:: DATA EXCERPTS

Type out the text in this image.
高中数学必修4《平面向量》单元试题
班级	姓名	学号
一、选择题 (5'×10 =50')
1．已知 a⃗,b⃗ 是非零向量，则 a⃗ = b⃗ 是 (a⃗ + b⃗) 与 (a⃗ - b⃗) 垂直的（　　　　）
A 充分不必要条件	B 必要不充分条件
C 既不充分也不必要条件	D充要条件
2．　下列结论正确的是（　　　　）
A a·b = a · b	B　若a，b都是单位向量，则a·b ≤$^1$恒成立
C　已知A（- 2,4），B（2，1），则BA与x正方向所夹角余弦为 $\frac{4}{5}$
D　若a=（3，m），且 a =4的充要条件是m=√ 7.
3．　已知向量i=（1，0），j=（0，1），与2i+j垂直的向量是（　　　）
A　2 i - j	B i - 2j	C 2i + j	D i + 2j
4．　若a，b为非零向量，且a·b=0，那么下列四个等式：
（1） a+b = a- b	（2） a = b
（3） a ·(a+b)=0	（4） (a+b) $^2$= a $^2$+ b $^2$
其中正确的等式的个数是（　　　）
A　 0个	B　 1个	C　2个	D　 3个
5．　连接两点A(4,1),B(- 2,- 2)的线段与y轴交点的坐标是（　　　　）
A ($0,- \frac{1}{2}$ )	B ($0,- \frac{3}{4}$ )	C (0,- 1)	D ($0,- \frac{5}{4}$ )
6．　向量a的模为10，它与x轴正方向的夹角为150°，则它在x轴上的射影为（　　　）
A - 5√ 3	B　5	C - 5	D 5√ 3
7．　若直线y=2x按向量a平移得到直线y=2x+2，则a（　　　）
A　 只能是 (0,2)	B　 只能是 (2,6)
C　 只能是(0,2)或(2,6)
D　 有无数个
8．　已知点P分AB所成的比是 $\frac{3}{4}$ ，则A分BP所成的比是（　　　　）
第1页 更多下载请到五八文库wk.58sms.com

::::

INSTRUCTIONS FOR THE TASK: Give the entries once more, exactly as they appear.

RESPONSE TO THIS EXERCISE:
Type out the text in this image.
高中数学必修4《平面向量》单元试题
班级	姓名	学号
一、选择题 (5'×10 =50')
1．已知 a⃗,b⃗ 是非零向量，则 a⃗ = b⃗ 是 (a⃗ + b⃗) 与 (a⃗ - b⃗) 垂直的（　　　　）
A 充分不必要条件	B 必要不充分条件
C 既不充分也不必要条件	D充要条件
2．　下列结论正确的是（　　　　）
A a·b = a · b	B　若a，b都是单位向量，则a·b ≤$^1$恒成立
C　已知A（- 2,4），B（2，1），则BA与x正方向所夹角余弦为 $\frac{4}{5}$
D　若a=（3，m），且 a =4的充要条件是m=√ 7.
3．　已知向量i=（1，0），j=（0，1），与2i+j垂直的向量是（　　　）
A　2 i - j	B i - 2j	C 2i + j	D i + 2j
4．　若a，b为非零向量，且a·b=0，那么下列四个等式：
（1） a+b = a- b	（2） a = b
（3） a ·(a+b)=0	（4） (a+b) $^2$= a $^2$+ b $^2$
其中正确的等式的个数是（　　　）
A　 0个	B　 1个	C　2个	D　 3个
5．　连接两点A(4,1),B(- 2,- 2)的线段与y轴交点的坐标是（　　　　）
A ($0,- \frac{1}{2}$ )	B ($0,- \frac{3}{4}$ )	C (0,- 1)	D ($0,- \frac{5}{4}$ )
6．　向量a的模为10，它与x轴正方向的夹角为150°，则它在x轴上的射影为（　　　）
A - 5√ 3	B　5	C - 5	D 5√ 3
7．　若直线y=2x按向量a平移得到直线y=2x+2，则a（　　　）
A　 只能是 (0,2)	B　 只能是 (2,6)
C　 只能是(0,2)或(2,6)
D　 有无数个
8．　已知点P分AB所成的比是 $\frac{3}{4}$ ，则A分BP所成的比是（　　　　）
第1页 更多下载请到五八文库wk.58sms.com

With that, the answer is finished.